[begin Material for this task]

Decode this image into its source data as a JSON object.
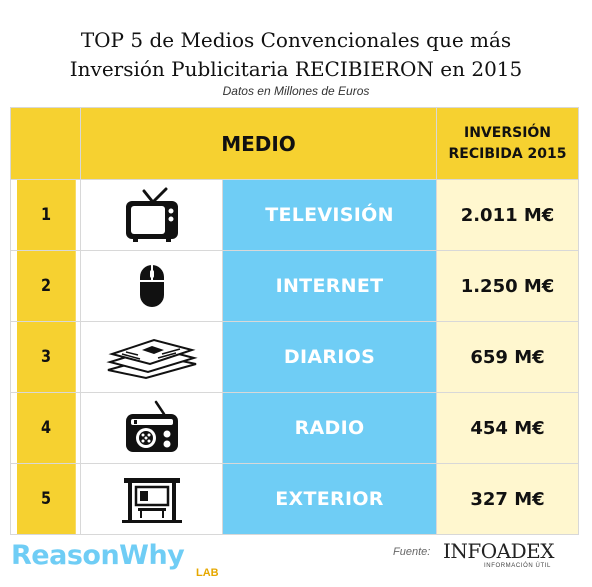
{
  "title_line1": "TOP 5 de Medios Convencionales que más",
  "title_line2": "Inversión Publicitaria RECIBIERON en 2015",
  "subtitle": "Datos en Millones de Euros",
  "headers": {
    "medio": "MEDIO",
    "inversion_line1": "INVERSIÓN",
    "inversion_line2": "RECIBIDA 2015"
  },
  "rows": [
    {
      "rank": "1",
      "medio": "TELEVISIÓN",
      "value": "2.011 M€",
      "icon": "television-icon"
    },
    {
      "rank": "2",
      "medio": "INTERNET",
      "value": "1.250 M€",
      "icon": "computer-mouse-icon"
    },
    {
      "rank": "3",
      "medio": "DIARIOS",
      "value": "659 M€",
      "icon": "newspaper-icon"
    },
    {
      "rank": "4",
      "medio": "RADIO",
      "value": "454 M€",
      "icon": "radio-icon"
    },
    {
      "rank": "5",
      "medio": "EXTERIOR",
      "value": "327 M€",
      "icon": "bus-shelter-icon"
    }
  ],
  "chart_data": {
    "type": "table",
    "title": "TOP 5 de Medios Convencionales que más Inversión Publicitaria RECIBIERON en 2015",
    "subtitle": "Datos en Millones de Euros",
    "columns": [
      "MEDIO",
      "INVERSIÓN RECIBIDA 2015"
    ],
    "categories": [
      "TELEVISIÓN",
      "INTERNET",
      "DIARIOS",
      "RADIO",
      "EXTERIOR"
    ],
    "values": [
      2011,
      1250,
      659,
      454,
      327
    ]
  },
  "footer": {
    "brand": "ReasonWhy",
    "brand_sub": "LAB",
    "source_label": "Fuente:",
    "source_name": "INFOADEX",
    "source_sub": "INFORMACIÓN ÚTIL"
  },
  "colors": {
    "yellow": "#f6d130",
    "blue": "#6fcdf5",
    "cream": "#fff7cf"
  }
}
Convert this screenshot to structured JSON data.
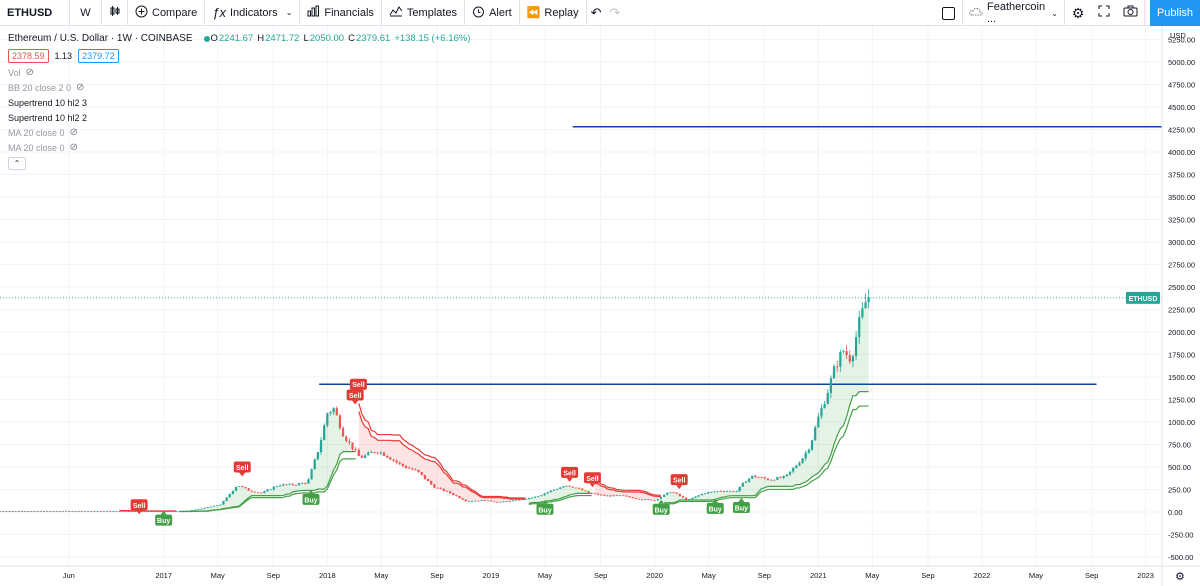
{
  "toolbar": {
    "symbol": "ETHUSD",
    "interval": "W",
    "compare_label": "Compare",
    "indicators_label": "Indicators",
    "financials_label": "Financials",
    "templates_label": "Templates",
    "alert_label": "Alert",
    "replay_label": "Replay",
    "layout_name": "Feathercoin ...",
    "publish_label": "Publish"
  },
  "legend": {
    "title": "Ethereum / U.S. Dollar · 1W · COINBASE",
    "o_label": "O",
    "o_value": "2241.67",
    "h_label": "H",
    "h_value": "2471.72",
    "l_label": "L",
    "l_value": "2050.00",
    "c_label": "C",
    "c_value": "2379.61",
    "change": "+138.15 (+6.16%)",
    "bid": "2378.59",
    "spread": "1.13",
    "ask": "2379.72",
    "indicators": [
      {
        "label": "Vol",
        "dim": true
      },
      {
        "label": "BB 20 close 2 0",
        "dim": true
      },
      {
        "label": "Supertrend 10 hl2 3",
        "dim": false
      },
      {
        "label": "Supertrend 10 hl2 2",
        "dim": false
      },
      {
        "label": "MA 20 close 0",
        "dim": true
      },
      {
        "label": "MA 20 close 0",
        "dim": true
      }
    ]
  },
  "colors": {
    "up": "#26a69a",
    "down": "#ef5350",
    "hline": "#0d47a1",
    "st_green": "#43a047",
    "st_red": "#e53935",
    "accent": "#2196f3"
  },
  "chart_data": {
    "type": "candlestick",
    "currency": "USD",
    "last_price_label": "ETHUSD",
    "y_ticks": [
      "5250.00",
      "5000.00",
      "4750.00",
      "4500.00",
      "4250.00",
      "4000.00",
      "3750.00",
      "3500.00",
      "3250.00",
      "3000.00",
      "2750.00",
      "2500.00",
      "2250.00",
      "2000.00",
      "1750.00",
      "1500.00",
      "1250.00",
      "1000.00",
      "750.00",
      "500.00",
      "250.00",
      "0.00",
      "-250.00",
      "-500.00"
    ],
    "ylim": [
      -600,
      5400
    ],
    "x_ticks": [
      "Jun",
      "2017",
      "May",
      "Sep",
      "2018",
      "May",
      "Sep",
      "2019",
      "May",
      "Sep",
      "2020",
      "May",
      "Sep",
      "2021",
      "May",
      "Sep",
      "2022",
      "May",
      "Sep",
      "2023"
    ],
    "x_tick_dates": [
      2016.42,
      2017.0,
      2017.33,
      2017.67,
      2018.0,
      2018.33,
      2018.67,
      2019.0,
      2019.33,
      2019.67,
      2020.0,
      2020.33,
      2020.67,
      2021.0,
      2021.33,
      2021.67,
      2022.0,
      2022.33,
      2022.67,
      2023.0
    ],
    "xlim": [
      2016.0,
      2023.1
    ],
    "price_path": [
      [
        2016.0,
        9
      ],
      [
        2016.3,
        11
      ],
      [
        2016.6,
        11
      ],
      [
        2016.9,
        8
      ],
      [
        2017.0,
        8
      ],
      [
        2017.15,
        13
      ],
      [
        2017.25,
        45
      ],
      [
        2017.35,
        85
      ],
      [
        2017.45,
        300
      ],
      [
        2017.52,
        240
      ],
      [
        2017.6,
        210
      ],
      [
        2017.7,
        300
      ],
      [
        2017.8,
        305
      ],
      [
        2017.88,
        330
      ],
      [
        2017.95,
        720
      ],
      [
        2018.0,
        1100
      ],
      [
        2018.04,
        1150
      ],
      [
        2018.1,
        850
      ],
      [
        2018.2,
        600
      ],
      [
        2018.3,
        680
      ],
      [
        2018.35,
        640
      ],
      [
        2018.45,
        520
      ],
      [
        2018.55,
        450
      ],
      [
        2018.65,
        280
      ],
      [
        2018.75,
        210
      ],
      [
        2018.85,
        120
      ],
      [
        2018.95,
        130
      ],
      [
        2019.05,
        110
      ],
      [
        2019.2,
        140
      ],
      [
        2019.3,
        180
      ],
      [
        2019.4,
        260
      ],
      [
        2019.45,
        300
      ],
      [
        2019.5,
        280
      ],
      [
        2019.6,
        210
      ],
      [
        2019.7,
        180
      ],
      [
        2019.8,
        180
      ],
      [
        2019.9,
        145
      ],
      [
        2020.0,
        130
      ],
      [
        2020.1,
        230
      ],
      [
        2020.2,
        130
      ],
      [
        2020.3,
        210
      ],
      [
        2020.4,
        235
      ],
      [
        2020.5,
        230
      ],
      [
        2020.55,
        340
      ],
      [
        2020.6,
        400
      ],
      [
        2020.7,
        360
      ],
      [
        2020.8,
        390
      ],
      [
        2020.9,
        590
      ],
      [
        2020.95,
        740
      ],
      [
        2021.0,
        1050
      ],
      [
        2021.05,
        1300
      ],
      [
        2021.1,
        1600
      ],
      [
        2021.15,
        1800
      ],
      [
        2021.2,
        1700
      ],
      [
        2021.25,
        2100
      ],
      [
        2021.3,
        2400
      ],
      [
        2021.32,
        2379.61
      ]
    ],
    "horizontal_lines": [
      {
        "price": 4280,
        "x_start": 2019.5,
        "x_end": 2023.1
      },
      {
        "price": 1420,
        "x_start": 2017.95,
        "x_end": 2022.7
      }
    ],
    "signals": [
      {
        "label": "Sell",
        "date": 2016.85,
        "price": 80
      },
      {
        "label": "Buy",
        "date": 2017.0,
        "price": -90
      },
      {
        "label": "Sell",
        "date": 2017.48,
        "price": 500
      },
      {
        "label": "Buy",
        "date": 2017.9,
        "price": 140
      },
      {
        "label": "Sell",
        "date": 2018.19,
        "price": 1420
      },
      {
        "label": "Sell",
        "date": 2018.17,
        "price": 1300
      },
      {
        "label": "Buy",
        "date": 2019.33,
        "price": 30
      },
      {
        "label": "Sell",
        "date": 2019.48,
        "price": 440
      },
      {
        "label": "Sell",
        "date": 2019.62,
        "price": 380
      },
      {
        "label": "Buy",
        "date": 2020.04,
        "price": 30
      },
      {
        "label": "Sell",
        "date": 2020.15,
        "price": 360
      },
      {
        "label": "Buy",
        "date": 2020.37,
        "price": 40
      },
      {
        "label": "Buy",
        "date": 2020.53,
        "price": 50
      }
    ]
  }
}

[end Material for this task]

Written problem »
Using the listing above, pick out each line that contains the word "Datos", then copy it.

Output for this task »
  "subtitle": "Datos en Millones de Euros",
    "subtitle": "Datos en Millones de Euros",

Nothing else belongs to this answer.